[Records shown]
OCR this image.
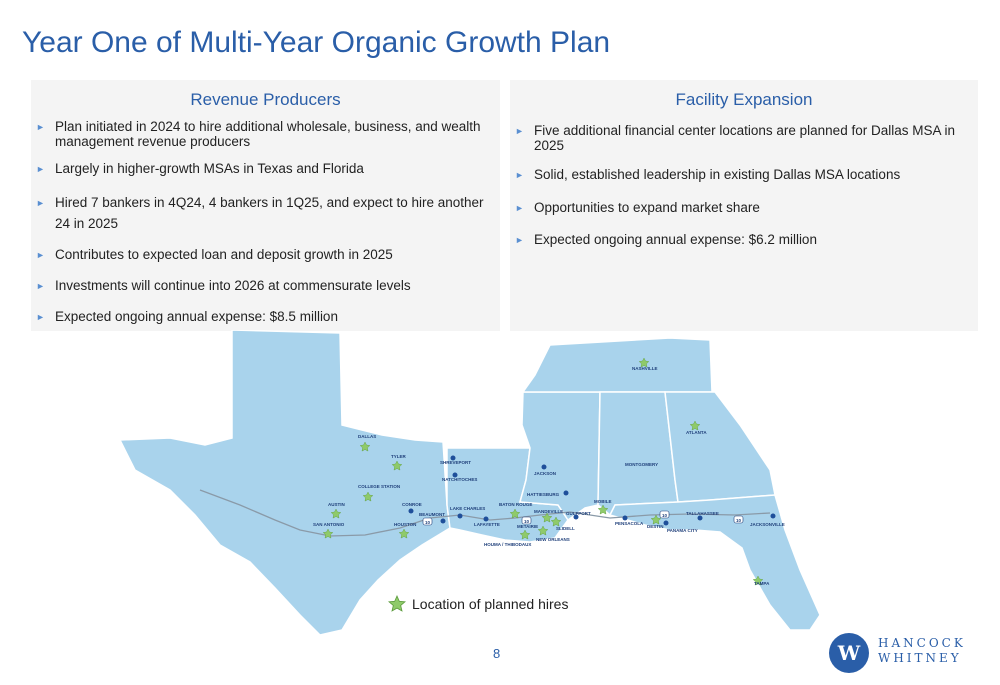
Year One of Multi-Year Organic Growth Plan
Revenue Producers
► Plan initiated in 2024 to hire additional wholesale, business, and wealth management revenue producers
► Largely in higher-growth MSAs in Texas and Florida
► Hired 7 bankers in 4Q24, 4 bankers in 1Q25, and expect to hire another 24 in 2025
► Contributes to expected loan and deposit growth in 2025
► Investments will continue into 2026 at commensurate levels
► Expected ongoing annual expense: $8.5 million
Facility Expansion
► Five additional financial center locations are planned for Dallas MSA in 2025
► Solid, established leadership in existing Dallas MSA locations
► Opportunities to expand market share
► Expected ongoing annual expense: $6.2 million
DALLAS
TYLER
COLLEGE STATION
AUSTIN
SAN ANTONIO
CONROE
HOUSTON
BEAUMONT
LAKE CHARLES
LAFAYETTE
SHREVEPORT
NATCHITOCHES
BATON ROUGE
HOUMA / THIBODAUX
MANDEVILLE
SLIDELL
NEW ORLEANS
METAIRIE
GULFPORT
JACKSON
HATTIESBURG
MOBILE
PENSACOLA
DESTIN
PANAMA CITY
TALLAHASSEE
JACKSONVILLE
MONTGOMERY
ATLANTA
NASHVILLE
TAMPA
10	10
10
10
Location of planned hires
8	W HANCOCK
WHITNEY
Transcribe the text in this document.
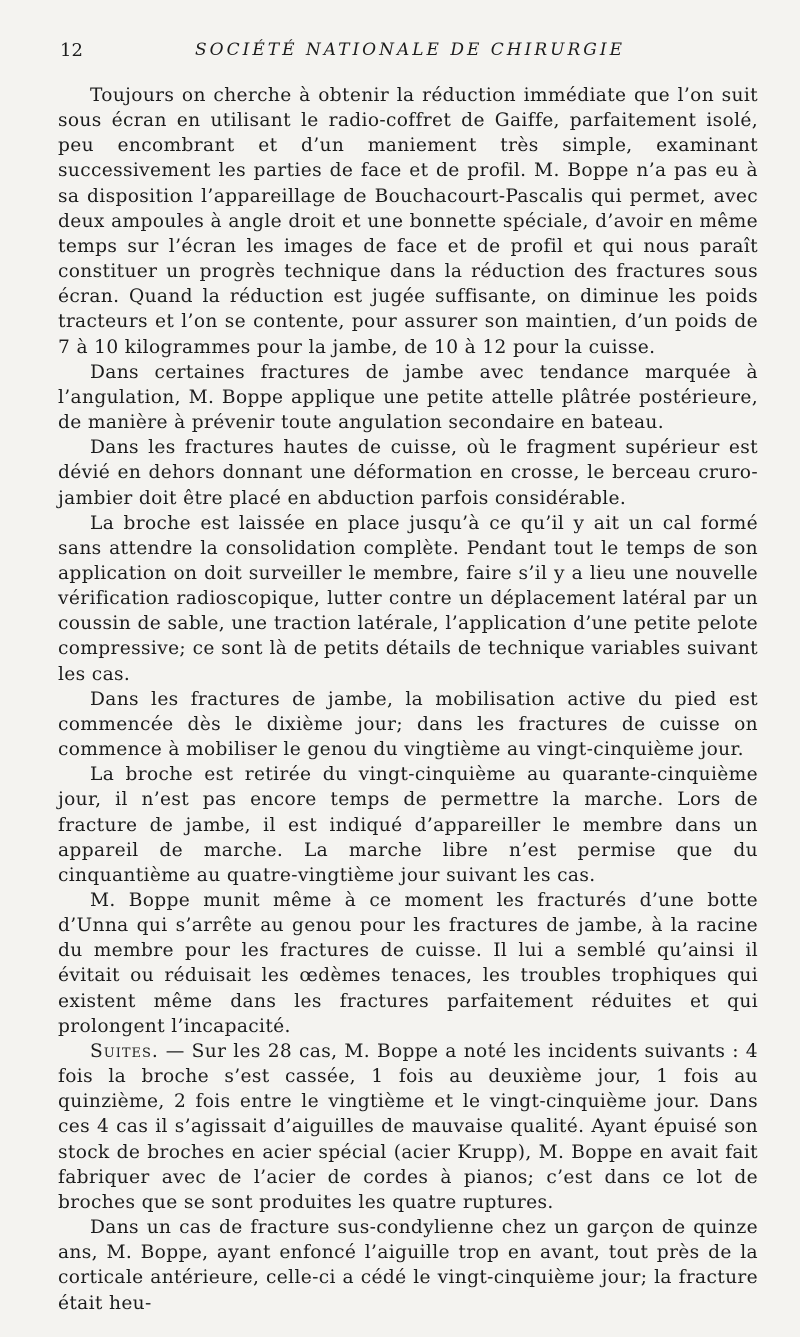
12	SOCIÉTÉ NATIONALE DE CHIRURGIE

Toujours on cherche à obtenir la réduction immédiate que l’on suit sous écran en utilisant le radio-coffret de Gaiffe, parfaitement isolé, peu encombrant et d’un maniement très simple, examinant successivement les parties de face et de profil. M. Boppe n’a pas eu à sa disposition l’appareillage de Bouchacourt-Pascalis qui permet, avec deux ampoules à angle droit et une bonnette spéciale, d’avoir en même temps sur l’écran les images de face et de profil et qui nous paraît constituer un progrès technique dans la réduction des fractures sous écran. Quand la réduction est jugée suffisante, on diminue les poids tracteurs et l’on se contente, pour assurer son maintien, d’un poids de 7 à 10 kilogrammes pour la jambe, de 10 à 12 pour la cuisse.

Dans certaines fractures de jambe avec tendance marquée à l’angulation, M. Boppe applique une petite attelle plâtrée postérieure, de manière à prévenir toute angulation secondaire en bateau.

Dans les fractures hautes de cuisse, où le fragment supérieur est dévié en dehors donnant une déformation en crosse, le berceau cruro-jambier doit être placé en abduction parfois considérable.

La broche est laissée en place jusqu’à ce qu’il y ait un cal formé sans attendre la consolidation complète. Pendant tout le temps de son application on doit surveiller le membre, faire s’il y a lieu une nouvelle vérification radioscopique, lutter contre un déplacement latéral par un coussin de sable, une traction latérale, l’application d’une petite pelote compressive; ce sont là de petits détails de technique variables suivant les cas.

Dans les fractures de jambe, la mobilisation active du pied est commencée dès le dixième jour; dans les fractures de cuisse on commence à mobiliser le genou du vingtième au vingt-cinquième jour.

La broche est retirée du vingt-cinquième au quarante-cinquième jour, il n’est pas encore temps de permettre la marche. Lors de fracture de jambe, il est indiqué d’appareiller le membre dans un appareil de marche. La marche libre n’est permise que du cinquantième au quatre-vingtième jour suivant les cas.

M. Boppe munit même à ce moment les fracturés d’une botte d’Unna qui s’arrête au genou pour les fractures de jambe, à la racine du membre pour les fractures de cuisse. Il lui a semblé qu’ainsi il évitait ou réduisait les œdèmes tenaces, les troubles trophiques qui existent même dans les fractures parfaitement réduites et qui prolongent l’incapacité.

Suites. — Sur les 28 cas, M. Boppe a noté les incidents suivants : 4 fois la broche s’est cassée, 1 fois au deuxième jour, 1 fois au quinzième, 2 fois entre le vingtième et le vingt-cinquième jour. Dans ces 4 cas il s’agissait d’aiguilles de mauvaise qualité. Ayant épuisé son stock de broches en acier spécial (acier Krupp), M. Boppe en avait fait fabriquer avec de l’acier de cordes à pianos; c’est dans ce lot de broches que se sont produites les quatre ruptures.

Dans un cas de fracture sus-condylienne chez un garçon de quinze ans, M. Boppe, ayant enfoncé l’aiguille trop en avant, tout près de la corticale antérieure, celle-ci a cédé le vingt-cinquième jour; la fracture était heu-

[Task requirements]
Search the data above for the word "planned", then gather each line in which it appears.

[Result for this task]
► Five additional financial center locations are planned for Dallas MSA in 2025
Location of planned hires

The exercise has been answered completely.